■ **What you have to do**: Look through the listing below and give the number of lines that hold "JSON". Say nothing more.

··· Supplied data ···

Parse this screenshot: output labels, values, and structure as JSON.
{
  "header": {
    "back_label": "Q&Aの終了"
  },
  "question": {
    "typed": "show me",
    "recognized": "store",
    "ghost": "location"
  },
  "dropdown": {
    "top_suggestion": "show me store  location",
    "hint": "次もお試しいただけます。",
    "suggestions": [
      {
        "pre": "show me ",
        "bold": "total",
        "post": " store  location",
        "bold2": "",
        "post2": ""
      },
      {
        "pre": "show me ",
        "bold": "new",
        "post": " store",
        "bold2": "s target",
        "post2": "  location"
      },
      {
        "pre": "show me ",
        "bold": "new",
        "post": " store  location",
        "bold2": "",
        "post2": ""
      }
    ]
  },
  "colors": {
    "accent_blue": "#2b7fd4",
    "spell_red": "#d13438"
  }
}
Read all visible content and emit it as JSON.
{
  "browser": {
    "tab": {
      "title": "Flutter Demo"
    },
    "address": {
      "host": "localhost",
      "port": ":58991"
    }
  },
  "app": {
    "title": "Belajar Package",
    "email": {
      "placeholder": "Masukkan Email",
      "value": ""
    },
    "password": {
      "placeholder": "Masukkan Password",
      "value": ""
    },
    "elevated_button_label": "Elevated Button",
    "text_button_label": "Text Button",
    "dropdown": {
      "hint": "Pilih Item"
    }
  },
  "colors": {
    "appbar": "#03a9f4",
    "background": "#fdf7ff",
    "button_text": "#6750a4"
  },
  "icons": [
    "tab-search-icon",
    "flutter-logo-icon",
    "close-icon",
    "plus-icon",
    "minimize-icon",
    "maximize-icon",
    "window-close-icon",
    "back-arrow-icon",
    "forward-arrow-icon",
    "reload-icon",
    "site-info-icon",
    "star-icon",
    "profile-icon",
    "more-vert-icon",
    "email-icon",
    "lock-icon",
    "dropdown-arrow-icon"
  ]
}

···

■ **Answer to this problem**: 2